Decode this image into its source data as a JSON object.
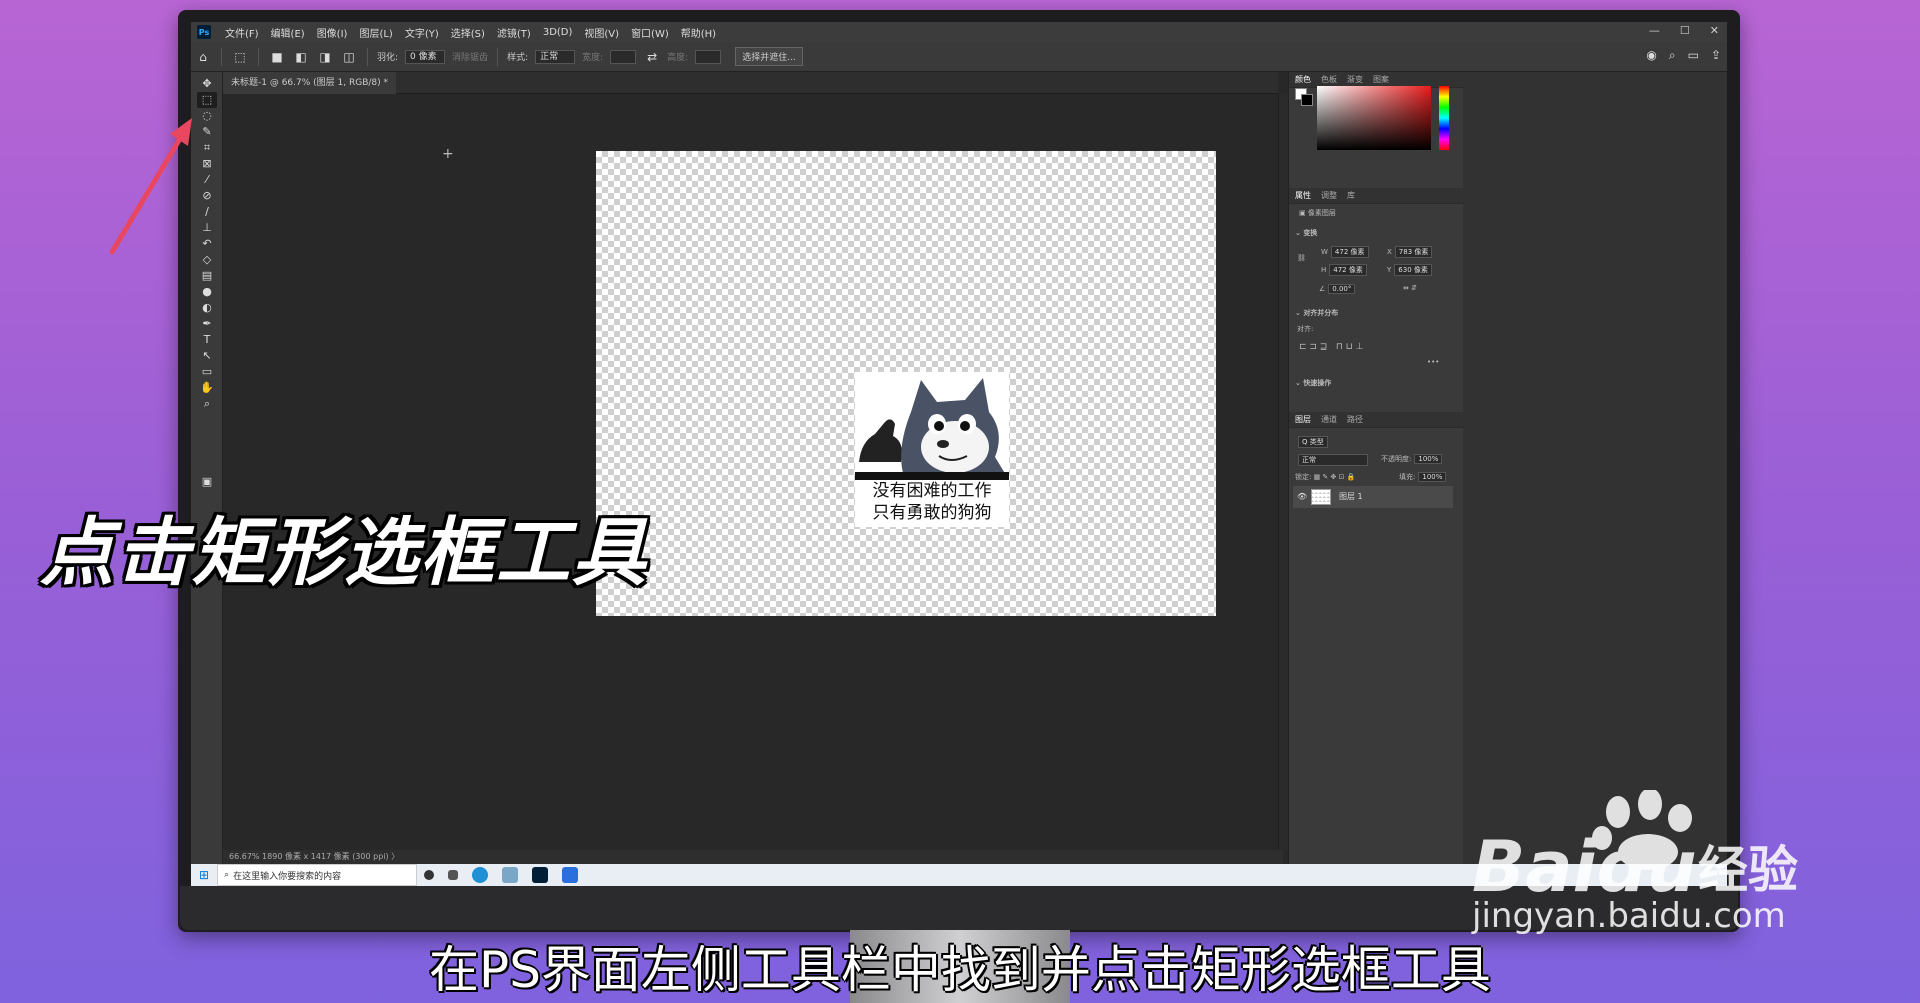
{
  "menubar": {
    "logo": "Ps",
    "items": [
      "文件(F)",
      "编辑(E)",
      "图像(I)",
      "图层(L)",
      "文字(Y)",
      "选择(S)",
      "滤镜(T)",
      "3D(D)",
      "视图(V)",
      "窗口(W)",
      "帮助(H)"
    ],
    "controls": [
      "—",
      "☐",
      "✕"
    ]
  },
  "options": {
    "feather_label": "羽化:",
    "feather_value": "0 像素",
    "antialias": "消除锯齿",
    "style_label": "样式:",
    "style_value": "正常",
    "width_label": "宽度:",
    "height_label": "高度:",
    "select_mask_button": "选择并遮住..."
  },
  "document": {
    "tab_title": "未标题-1 @ 66.7% (图层 1, RGB/8) *",
    "status": "66.67%   1890 像素 x 1417 像素 (300 ppi)   〉",
    "meme_text_line1": "没有困难的工作",
    "meme_text_line2": "只有勇敢的狗狗"
  },
  "panels": {
    "color_tabs": [
      "颜色",
      "色板",
      "渐变",
      "图案"
    ],
    "props_tabs": [
      "属性",
      "调整",
      "库"
    ],
    "pixel_layer": "像素图层",
    "transform": "变换",
    "w": "472 像素",
    "x": "783 像素",
    "h": "472 像素",
    "y": "630 像素",
    "angle": "0.00°",
    "align_section": "对齐并分布",
    "align_label": "对齐:",
    "quick_actions": "快速操作",
    "layer_tabs": [
      "图层",
      "通道",
      "路径"
    ],
    "kind_label": "Q 类型",
    "blend_mode": "正常",
    "opacity_label": "不透明度:",
    "opacity_value": "100%",
    "lock_label": "锁定:",
    "fill_label": "填充:",
    "fill_value": "100%",
    "layer_name": "图层 1"
  },
  "taskbar": {
    "search_placeholder": "在这里输入你要搜索的内容"
  },
  "overlay": {
    "big_caption": "点击矩形选框工具",
    "subtitle": "在PS界面左侧工具栏中找到并点击矩形选框工具",
    "watermark_brand": "Baidu",
    "watermark_cn": "经验",
    "watermark_url": "jingyan.baidu.com",
    "arrow_color": "#e8475f"
  }
}
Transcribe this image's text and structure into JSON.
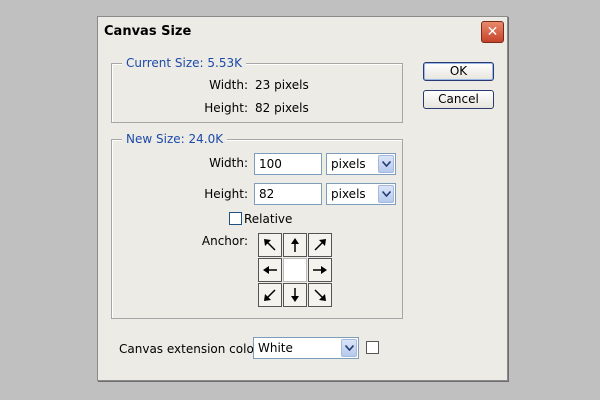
{
  "dialog": {
    "title": "Canvas Size",
    "close_glyph": "✕"
  },
  "current_size": {
    "legend": "Current Size: 5.53K",
    "width_label": "Width:",
    "width_value": "23 pixels",
    "height_label": "Height:",
    "height_value": "82 pixels"
  },
  "new_size": {
    "legend": "New Size: 24.0K",
    "width_label": "Width:",
    "width_value": "100",
    "width_unit": "pixels",
    "height_label": "Height:",
    "height_value": "82",
    "height_unit": "pixels",
    "relative_label": "Relative",
    "relative_checked": false,
    "anchor_label": "Anchor:",
    "anchor_selected": "center",
    "anchor_icons": [
      "arrow-up-left-icon",
      "arrow-up-icon",
      "arrow-up-right-icon",
      "arrow-left-icon",
      "anchor-center",
      "arrow-right-icon",
      "arrow-down-left-icon",
      "arrow-down-icon",
      "arrow-down-right-icon"
    ]
  },
  "extension": {
    "label": "Canvas extension color:",
    "value": "White",
    "swatch_color": "#ffffff"
  },
  "buttons": {
    "ok": "OK",
    "cancel": "Cancel"
  },
  "colors": {
    "accent": "#1d4aa8",
    "close": "#c6432a"
  }
}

▶ _What the task asks_: Return the material exactly as given, apart from the pictures.

▶ _Response_:
Decode this image into its source data as a JSON object.
{
  "menubar": {
    "logo": "Ps",
    "items": [
      "文件(F)",
      "编辑(E)",
      "图像(I)",
      "图层(L)",
      "文字(Y)",
      "选择(S)",
      "滤镜(T)",
      "3D(D)",
      "视图(V)",
      "窗口(W)",
      "帮助(H)"
    ],
    "controls": [
      "—",
      "☐",
      "✕"
    ]
  },
  "options": {
    "feather_label": "羽化:",
    "feather_value": "0 像素",
    "antialias": "消除锯齿",
    "style_label": "样式:",
    "style_value": "正常",
    "width_label": "宽度:",
    "height_label": "高度:",
    "select_mask_button": "选择并遮住..."
  },
  "document": {
    "tab_title": "未标题-1 @ 66.7% (图层 1, RGB/8) *",
    "status": "66.67%   1890 像素 x 1417 像素 (300 ppi)   〉",
    "meme_text_line1": "没有困难的工作",
    "meme_text_line2": "只有勇敢的狗狗"
  },
  "panels": {
    "color_tabs": [
      "颜色",
      "色板",
      "渐变",
      "图案"
    ],
    "props_tabs": [
      "属性",
      "调整",
      "库"
    ],
    "pixel_layer": "像素图层",
    "transform": "变换",
    "w": "472 像素",
    "x": "783 像素",
    "h": "472 像素",
    "y": "630 像素",
    "angle": "0.00°",
    "align_section": "对齐并分布",
    "align_label": "对齐:",
    "quick_actions": "快速操作",
    "layer_tabs": [
      "图层",
      "通道",
      "路径"
    ],
    "kind_label": "Q 类型",
    "blend_mode": "正常",
    "opacity_label": "不透明度:",
    "opacity_value": "100%",
    "lock_label": "锁定:",
    "fill_label": "填充:",
    "fill_value": "100%",
    "layer_name": "图层 1"
  },
  "taskbar": {
    "search_placeholder": "在这里输入你要搜索的内容"
  },
  "overlay": {
    "big_caption": "点击矩形选框工具",
    "subtitle": "在PS界面左侧工具栏中找到并点击矩形选框工具",
    "watermark_brand": "Baidu",
    "watermark_cn": "经验",
    "watermark_url": "jingyan.baidu.com",
    "arrow_color": "#e8475f"
  }
}
Transcribe this image's text and structure into JSON.
{
  "dialog": {
    "title": "Canvas Size",
    "close_glyph": "✕"
  },
  "current_size": {
    "legend": "Current Size: 5.53K",
    "width_label": "Width:",
    "width_value": "23 pixels",
    "height_label": "Height:",
    "height_value": "82 pixels"
  },
  "new_size": {
    "legend": "New Size: 24.0K",
    "width_label": "Width:",
    "width_value": "100",
    "width_unit": "pixels",
    "height_label": "Height:",
    "height_value": "82",
    "height_unit": "pixels",
    "relative_label": "Relative",
    "relative_checked": false,
    "anchor_label": "Anchor:",
    "anchor_selected": "center",
    "anchor_icons": [
      "arrow-up-left-icon",
      "arrow-up-icon",
      "arrow-up-right-icon",
      "arrow-left-icon",
      "anchor-center",
      "arrow-right-icon",
      "arrow-down-left-icon",
      "arrow-down-icon",
      "arrow-down-right-icon"
    ]
  },
  "extension": {
    "label": "Canvas extension color:",
    "value": "White",
    "swatch_color": "#ffffff"
  },
  "buttons": {
    "ok": "OK",
    "cancel": "Cancel"
  },
  "colors": {
    "accent": "#1d4aa8",
    "close": "#c6432a"
  }
}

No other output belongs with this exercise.